- _INSTRUCTION_: Word for word, repeat the lines of the records from the one containing "Transcribe this image's" through the last line, both included.

(Stored data)
>> START
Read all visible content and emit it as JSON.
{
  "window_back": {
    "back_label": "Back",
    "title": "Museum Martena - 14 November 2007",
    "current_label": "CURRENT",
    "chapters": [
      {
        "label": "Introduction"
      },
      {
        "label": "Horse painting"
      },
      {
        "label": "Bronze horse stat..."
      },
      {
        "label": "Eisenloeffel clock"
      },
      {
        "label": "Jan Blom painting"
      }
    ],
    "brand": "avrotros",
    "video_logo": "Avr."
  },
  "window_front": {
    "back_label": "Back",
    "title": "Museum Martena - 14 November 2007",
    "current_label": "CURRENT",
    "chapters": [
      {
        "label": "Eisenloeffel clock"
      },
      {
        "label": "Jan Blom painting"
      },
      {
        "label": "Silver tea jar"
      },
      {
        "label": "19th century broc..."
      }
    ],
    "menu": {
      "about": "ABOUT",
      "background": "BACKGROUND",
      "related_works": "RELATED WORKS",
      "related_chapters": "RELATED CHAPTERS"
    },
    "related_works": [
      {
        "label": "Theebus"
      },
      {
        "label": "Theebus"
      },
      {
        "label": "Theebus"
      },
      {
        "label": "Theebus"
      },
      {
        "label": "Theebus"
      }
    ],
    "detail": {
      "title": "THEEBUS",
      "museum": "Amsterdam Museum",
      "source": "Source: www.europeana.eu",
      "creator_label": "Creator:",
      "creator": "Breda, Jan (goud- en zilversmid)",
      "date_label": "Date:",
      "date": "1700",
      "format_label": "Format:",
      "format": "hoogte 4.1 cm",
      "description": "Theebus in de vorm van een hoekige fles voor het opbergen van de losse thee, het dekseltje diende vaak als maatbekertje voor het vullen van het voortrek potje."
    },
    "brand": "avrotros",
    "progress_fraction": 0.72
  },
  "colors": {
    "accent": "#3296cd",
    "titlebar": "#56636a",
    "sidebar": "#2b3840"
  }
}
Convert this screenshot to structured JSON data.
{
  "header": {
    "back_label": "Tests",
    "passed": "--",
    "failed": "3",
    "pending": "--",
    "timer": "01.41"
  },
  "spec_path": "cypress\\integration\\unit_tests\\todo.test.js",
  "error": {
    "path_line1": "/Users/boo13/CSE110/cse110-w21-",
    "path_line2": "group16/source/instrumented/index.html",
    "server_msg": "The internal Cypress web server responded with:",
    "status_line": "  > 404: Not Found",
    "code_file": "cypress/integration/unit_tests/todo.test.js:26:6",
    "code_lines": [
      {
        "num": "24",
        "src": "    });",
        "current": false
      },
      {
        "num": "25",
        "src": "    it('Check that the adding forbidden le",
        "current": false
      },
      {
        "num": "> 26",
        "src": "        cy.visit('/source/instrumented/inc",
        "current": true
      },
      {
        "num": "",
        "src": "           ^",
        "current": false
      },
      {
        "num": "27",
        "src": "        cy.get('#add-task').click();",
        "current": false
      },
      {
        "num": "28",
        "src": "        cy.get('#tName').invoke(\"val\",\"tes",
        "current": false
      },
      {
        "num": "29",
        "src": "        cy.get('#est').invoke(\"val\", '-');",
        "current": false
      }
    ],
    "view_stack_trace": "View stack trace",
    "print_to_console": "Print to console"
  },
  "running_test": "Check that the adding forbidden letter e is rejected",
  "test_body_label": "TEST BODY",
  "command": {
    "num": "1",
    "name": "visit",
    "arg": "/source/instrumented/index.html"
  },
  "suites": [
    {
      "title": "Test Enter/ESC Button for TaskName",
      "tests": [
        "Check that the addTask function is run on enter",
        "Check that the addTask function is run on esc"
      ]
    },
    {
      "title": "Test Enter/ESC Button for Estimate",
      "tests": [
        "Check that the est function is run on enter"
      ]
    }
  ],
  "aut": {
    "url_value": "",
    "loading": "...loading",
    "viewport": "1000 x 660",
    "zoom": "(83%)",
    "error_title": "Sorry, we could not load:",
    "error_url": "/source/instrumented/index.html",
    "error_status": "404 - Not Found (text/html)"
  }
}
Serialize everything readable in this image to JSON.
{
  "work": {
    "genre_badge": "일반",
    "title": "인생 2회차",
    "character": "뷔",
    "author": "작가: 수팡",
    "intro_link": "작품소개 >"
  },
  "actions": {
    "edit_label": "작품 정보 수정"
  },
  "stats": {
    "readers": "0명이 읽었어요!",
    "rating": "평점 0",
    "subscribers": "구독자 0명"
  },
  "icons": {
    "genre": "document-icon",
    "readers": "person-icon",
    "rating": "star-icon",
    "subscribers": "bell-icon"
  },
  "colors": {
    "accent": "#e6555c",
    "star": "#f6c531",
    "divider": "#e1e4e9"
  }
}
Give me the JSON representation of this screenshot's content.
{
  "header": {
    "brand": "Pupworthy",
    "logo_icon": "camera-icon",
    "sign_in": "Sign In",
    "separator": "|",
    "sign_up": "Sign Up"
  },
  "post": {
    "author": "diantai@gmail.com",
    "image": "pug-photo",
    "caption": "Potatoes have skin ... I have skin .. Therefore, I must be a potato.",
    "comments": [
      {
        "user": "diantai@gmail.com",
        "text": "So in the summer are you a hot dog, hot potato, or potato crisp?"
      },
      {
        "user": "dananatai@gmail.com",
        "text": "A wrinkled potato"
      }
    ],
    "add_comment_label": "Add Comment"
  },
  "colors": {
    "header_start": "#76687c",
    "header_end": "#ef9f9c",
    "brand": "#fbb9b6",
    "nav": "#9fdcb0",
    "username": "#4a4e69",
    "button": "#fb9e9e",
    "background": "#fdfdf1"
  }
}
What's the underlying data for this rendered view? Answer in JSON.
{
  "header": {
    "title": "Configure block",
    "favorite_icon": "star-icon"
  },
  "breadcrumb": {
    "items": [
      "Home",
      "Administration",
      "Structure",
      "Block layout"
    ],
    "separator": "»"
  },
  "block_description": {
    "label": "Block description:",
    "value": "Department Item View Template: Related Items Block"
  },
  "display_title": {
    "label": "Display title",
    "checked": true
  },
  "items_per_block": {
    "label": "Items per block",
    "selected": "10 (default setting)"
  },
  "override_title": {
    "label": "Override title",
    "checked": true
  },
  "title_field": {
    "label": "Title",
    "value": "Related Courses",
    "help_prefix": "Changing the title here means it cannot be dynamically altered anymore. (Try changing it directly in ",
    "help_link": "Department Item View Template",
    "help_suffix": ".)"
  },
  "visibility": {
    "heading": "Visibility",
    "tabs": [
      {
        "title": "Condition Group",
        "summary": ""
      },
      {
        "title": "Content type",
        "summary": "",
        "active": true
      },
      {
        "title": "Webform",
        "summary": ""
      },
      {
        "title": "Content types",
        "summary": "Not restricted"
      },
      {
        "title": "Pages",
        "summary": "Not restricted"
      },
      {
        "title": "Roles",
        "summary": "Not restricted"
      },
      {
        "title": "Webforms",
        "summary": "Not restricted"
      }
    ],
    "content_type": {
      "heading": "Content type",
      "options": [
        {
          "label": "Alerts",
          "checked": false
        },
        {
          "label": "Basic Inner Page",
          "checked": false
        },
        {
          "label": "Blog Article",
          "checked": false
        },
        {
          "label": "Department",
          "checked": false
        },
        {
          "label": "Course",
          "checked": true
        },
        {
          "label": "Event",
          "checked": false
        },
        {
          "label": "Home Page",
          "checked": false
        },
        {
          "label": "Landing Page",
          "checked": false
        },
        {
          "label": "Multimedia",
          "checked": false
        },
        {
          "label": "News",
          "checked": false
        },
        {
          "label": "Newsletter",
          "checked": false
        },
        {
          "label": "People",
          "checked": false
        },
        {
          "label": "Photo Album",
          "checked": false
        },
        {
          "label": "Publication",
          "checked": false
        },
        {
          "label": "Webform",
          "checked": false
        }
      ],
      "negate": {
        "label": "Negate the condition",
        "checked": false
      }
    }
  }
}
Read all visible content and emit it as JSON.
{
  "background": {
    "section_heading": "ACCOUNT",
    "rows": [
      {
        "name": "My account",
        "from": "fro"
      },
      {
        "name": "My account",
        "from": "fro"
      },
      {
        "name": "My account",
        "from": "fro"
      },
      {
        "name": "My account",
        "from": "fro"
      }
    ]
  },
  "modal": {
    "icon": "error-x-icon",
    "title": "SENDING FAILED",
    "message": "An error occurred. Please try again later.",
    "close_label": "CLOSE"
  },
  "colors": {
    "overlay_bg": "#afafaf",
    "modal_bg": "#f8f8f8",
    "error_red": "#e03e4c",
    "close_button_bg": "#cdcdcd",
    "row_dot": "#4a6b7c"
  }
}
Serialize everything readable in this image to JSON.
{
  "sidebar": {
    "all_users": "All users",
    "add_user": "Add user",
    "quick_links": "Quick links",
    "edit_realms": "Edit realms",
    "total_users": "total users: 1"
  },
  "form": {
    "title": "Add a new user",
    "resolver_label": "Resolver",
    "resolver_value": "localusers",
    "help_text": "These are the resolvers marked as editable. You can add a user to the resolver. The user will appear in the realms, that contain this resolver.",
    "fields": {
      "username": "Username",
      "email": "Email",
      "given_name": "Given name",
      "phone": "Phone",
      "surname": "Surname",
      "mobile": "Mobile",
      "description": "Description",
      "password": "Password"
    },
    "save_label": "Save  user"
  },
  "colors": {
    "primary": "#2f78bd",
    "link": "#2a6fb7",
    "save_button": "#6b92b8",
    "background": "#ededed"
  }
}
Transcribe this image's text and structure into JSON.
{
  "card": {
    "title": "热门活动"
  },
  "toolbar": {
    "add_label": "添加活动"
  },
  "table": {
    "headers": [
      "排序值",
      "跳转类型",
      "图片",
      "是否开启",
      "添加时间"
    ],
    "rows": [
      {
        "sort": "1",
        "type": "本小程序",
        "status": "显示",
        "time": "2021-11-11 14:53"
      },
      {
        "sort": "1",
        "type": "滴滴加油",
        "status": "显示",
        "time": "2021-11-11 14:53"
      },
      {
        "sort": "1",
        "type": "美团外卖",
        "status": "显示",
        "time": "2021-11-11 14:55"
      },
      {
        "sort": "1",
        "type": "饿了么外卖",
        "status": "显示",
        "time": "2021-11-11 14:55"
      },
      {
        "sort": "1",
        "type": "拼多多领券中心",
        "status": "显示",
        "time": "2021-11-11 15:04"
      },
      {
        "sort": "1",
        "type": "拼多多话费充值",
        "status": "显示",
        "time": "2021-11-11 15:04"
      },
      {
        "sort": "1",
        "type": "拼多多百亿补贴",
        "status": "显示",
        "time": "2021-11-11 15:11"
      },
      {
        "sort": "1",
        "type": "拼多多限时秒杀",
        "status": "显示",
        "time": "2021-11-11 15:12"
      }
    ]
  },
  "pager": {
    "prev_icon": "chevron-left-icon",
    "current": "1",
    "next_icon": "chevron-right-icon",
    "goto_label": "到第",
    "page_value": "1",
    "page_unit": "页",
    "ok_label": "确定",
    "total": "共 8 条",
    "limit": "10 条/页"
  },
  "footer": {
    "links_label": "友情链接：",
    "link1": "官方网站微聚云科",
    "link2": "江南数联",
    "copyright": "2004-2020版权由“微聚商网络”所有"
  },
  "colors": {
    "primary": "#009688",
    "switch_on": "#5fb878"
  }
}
>> END
- _RESPONSE TO THIS EXERCISE_:
Transcribe this image's text and structure into JSON.
{
  "card": {
    "title": "热门活动"
  },
  "toolbar": {
    "add_label": "添加活动"
  },
  "table": {
    "headers": [
      "排序值",
      "跳转类型",
      "图片",
      "是否开启",
      "添加时间"
    ],
    "rows": [
      {
        "sort": "1",
        "type": "本小程序",
        "status": "显示",
        "time": "2021-11-11 14:53"
      },
      {
        "sort": "1",
        "type": "滴滴加油",
        "status": "显示",
        "time": "2021-11-11 14:53"
      },
      {
        "sort": "1",
        "type": "美团外卖",
        "status": "显示",
        "time": "2021-11-11 14:55"
      },
      {
        "sort": "1",
        "type": "饿了么外卖",
        "status": "显示",
        "time": "2021-11-11 14:55"
      },
      {
        "sort": "1",
        "type": "拼多多领券中心",
        "status": "显示",
        "time": "2021-11-11 15:04"
      },
      {
        "sort": "1",
        "type": "拼多多话费充值",
        "status": "显示",
        "time": "2021-11-11 15:04"
      },
      {
        "sort": "1",
        "type": "拼多多百亿补贴",
        "status": "显示",
        "time": "2021-11-11 15:11"
      },
      {
        "sort": "1",
        "type": "拼多多限时秒杀",
        "status": "显示",
        "time": "2021-11-11 15:12"
      }
    ]
  },
  "pager": {
    "prev_icon": "chevron-left-icon",
    "current": "1",
    "next_icon": "chevron-right-icon",
    "goto_label": "到第",
    "page_value": "1",
    "page_unit": "页",
    "ok_label": "确定",
    "total": "共 8 条",
    "limit": "10 条/页"
  },
  "footer": {
    "links_label": "友情链接：",
    "link1": "官方网站微聚云科",
    "link2": "江南数联",
    "copyright": "2004-2020版权由“微聚商网络”所有"
  },
  "colors": {
    "primary": "#009688",
    "switch_on": "#5fb878"
  }
}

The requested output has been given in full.